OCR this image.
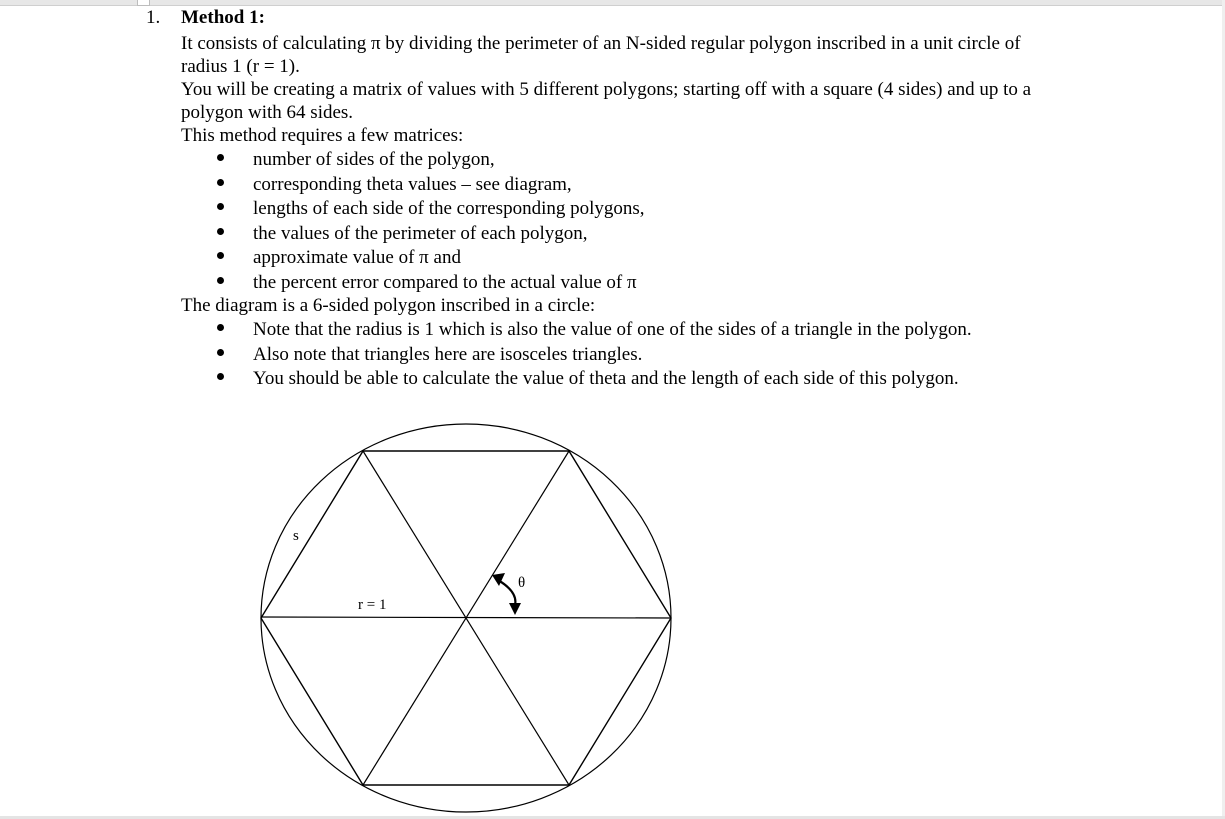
1. Method 1:
It consists of calculating π by dividing the perimeter of an N-sided regular polygon inscribed in a unit circle of
radius 1 (r = 1).
You will be creating a matrix of values with 5 different polygons; starting off with a square (4 sides) and up to a
polygon with 64 sides.
This method requires a few matrices:
number of sides of the polygon,
corresponding theta values – see diagram,
lengths of each side of the corresponding polygons,
the values of the perimeter of each polygon,
approximate value of π and
the percent error compared to the actual value of π
The diagram is a 6-sided polygon inscribed in a circle:
Note that the radius is 1 which is also the value of one of the sides of a triangle in the polygon.
Also note that triangles here are isosceles triangles.
You should be able to calculate the value of theta and the length of each side of this polygon.
s
r = 1
θ
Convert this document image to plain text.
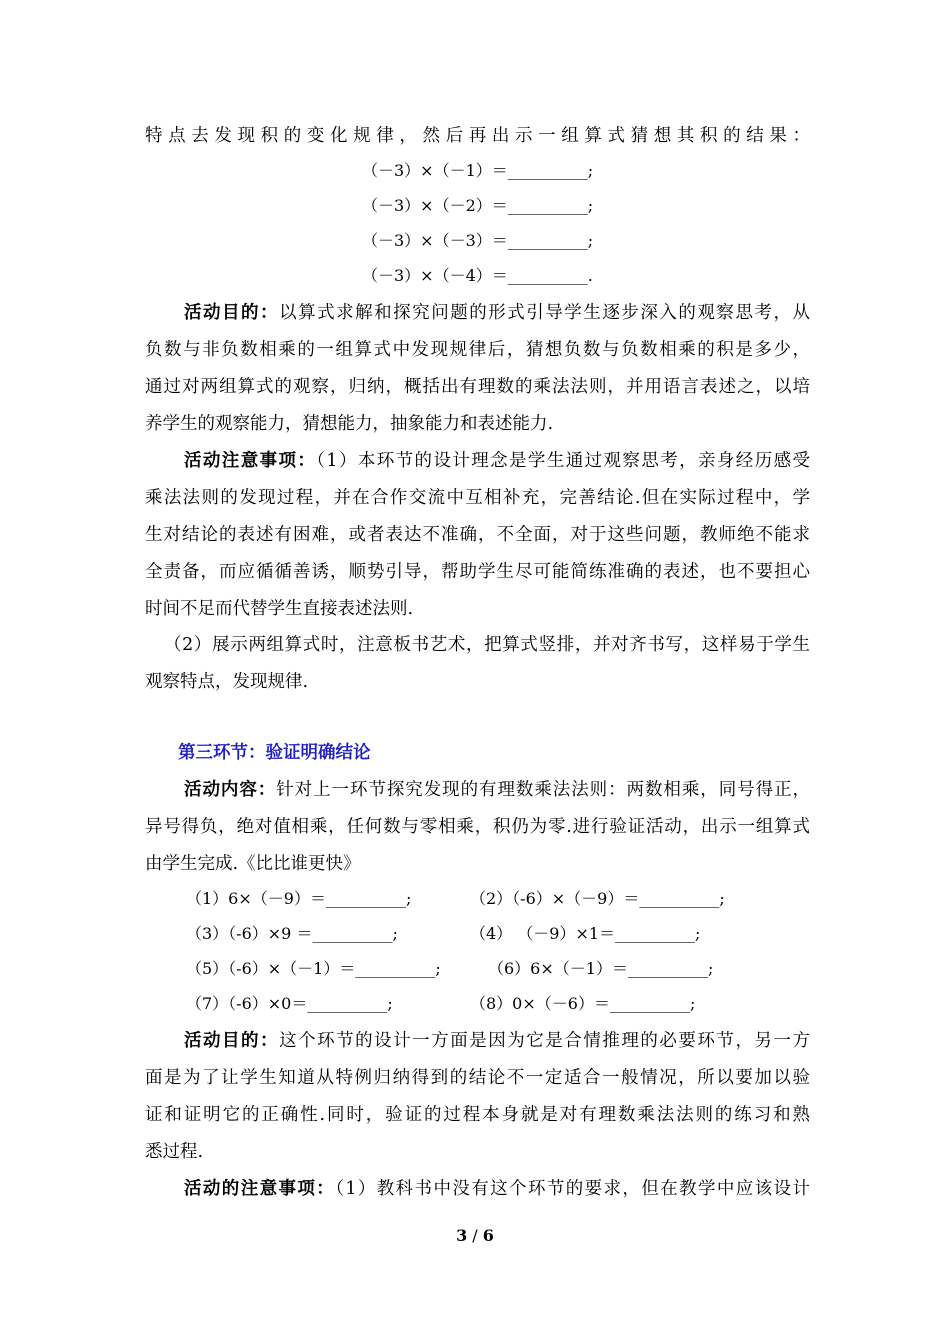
特点去发现积的变化规律，然后再出示一组算式猜想其积的结果：
（－3）×（－1）＝__________;
（－3）×（－2）＝__________;
（－3）×（－3）＝__________;
（－3）×（－4）＝__________.
活动目的：以算式求解和探究问题的形式引导学生逐步深入的观察思考，从
负数与非负数相乘的一组算式中发现规律后，猜想负数与负数相乘的积是多少，
通过对两组算式的观察，归纳，概括出有理数的乘法法则，并用语言表述之，以培
养学生的观察能力，猜想能力，抽象能力和表述能力.
活动注意事项：（1）本环节的设计理念是学生通过观察思考，亲身经历感受
乘法法则的发现过程，并在合作交流中互相补充，完善结论.但在实际过程中，学
生对结论的表述有困难，或者表达不准确，不全面，对于这些问题，教师绝不能求
全责备，而应循循善诱，顺势引导，帮助学生尽可能简练准确的表述，也不要担心
时间不足而代替学生直接表述法则.
（2）展示两组算式时，注意板书艺术，把算式竖排，并对齐书写，这样易于学生
观察特点，发现规律.
第三环节：验证明确结论
活动内容：针对上一环节探究发现的有理数乘法法则：两数相乘，同号得正，
异号得负，绝对值相乘，任何数与零相乘，积仍为零.进行验证活动，出示一组算式
由学生完成.《比比谁更快》
（1）6×（－9）＝__________;	（2）（-6）×（－9）＝__________;
（3）（-6）×9 ＝__________;	（4） （－9）×1＝__________;
（5）（-6）×（－1）＝__________;	（6）6×（－1）＝__________;
（7）（-6）×0＝__________;	（8）0×（－6）＝__________;
活动目的：这个环节的设计一方面是因为它是合情推理的必要环节，另一方
面是为了让学生知道从特例归纳得到的结论不一定适合一般情况，所以要加以验
证和证明它的正确性.同时，验证的过程本身就是对有理数乘法法则的练习和熟
悉过程.
活动的注意事项：（1）教科书中没有这个环节的要求，但在教学中应该设计
3 / 6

= = = =

## [What you have to do]
Send back the data above word for word, with the pictures left out.

## [Reply]
OCR this image.
1. Method 1:
It consists of calculating π by dividing the perimeter of an N-sided regular polygon inscribed in a unit circle of
radius 1 (r = 1).
You will be creating a matrix of values with 5 different polygons; starting off with a square (4 sides) and up to a
polygon with 64 sides.
This method requires a few matrices:
number of sides of the polygon,
corresponding theta values – see diagram,
lengths of each side of the corresponding polygons,
the values of the perimeter of each polygon,
approximate value of π and
the percent error compared to the actual value of π
The diagram is a 6-sided polygon inscribed in a circle:
Note that the radius is 1 which is also the value of one of the sides of a triangle in the polygon.
Also note that triangles here are isosceles triangles.
You should be able to calculate the value of theta and the length of each side of this polygon.
s
r = 1
θ
Convert this document image to plain text.
特点去发现积的变化规律，然后再出示一组算式猜想其积的结果：
（－3）×（－1）＝__________;
（－3）×（－2）＝__________;
（－3）×（－3）＝__________;
（－3）×（－4）＝__________.
活动目的：以算式求解和探究问题的形式引导学生逐步深入的观察思考，从
负数与非负数相乘的一组算式中发现规律后，猜想负数与负数相乘的积是多少，
通过对两组算式的观察，归纳，概括出有理数的乘法法则，并用语言表述之，以培
养学生的观察能力，猜想能力，抽象能力和表述能力.
活动注意事项：（1）本环节的设计理念是学生通过观察思考，亲身经历感受
乘法法则的发现过程，并在合作交流中互相补充，完善结论.但在实际过程中，学
生对结论的表述有困难，或者表达不准确，不全面，对于这些问题，教师绝不能求
全责备，而应循循善诱，顺势引导，帮助学生尽可能简练准确的表述，也不要担心
时间不足而代替学生直接表述法则.
（2）展示两组算式时，注意板书艺术，把算式竖排，并对齐书写，这样易于学生
观察特点，发现规律.
第三环节：验证明确结论
活动内容：针对上一环节探究发现的有理数乘法法则：两数相乘，同号得正，
异号得负，绝对值相乘，任何数与零相乘，积仍为零.进行验证活动，出示一组算式
由学生完成.《比比谁更快》
（1）6×（－9）＝__________;	（2）（-6）×（－9）＝__________;
（3）（-6）×9 ＝__________;	（4） （－9）×1＝__________;
（5）（-6）×（－1）＝__________;	（6）6×（－1）＝__________;
（7）（-6）×0＝__________;	（8）0×（－6）＝__________;
活动目的：这个环节的设计一方面是因为它是合情推理的必要环节，另一方
面是为了让学生知道从特例归纳得到的结论不一定适合一般情况，所以要加以验
证和证明它的正确性.同时，验证的过程本身就是对有理数乘法法则的练习和熟
悉过程.
活动的注意事项：（1）教科书中没有这个环节的要求，但在教学中应该设计
3 / 6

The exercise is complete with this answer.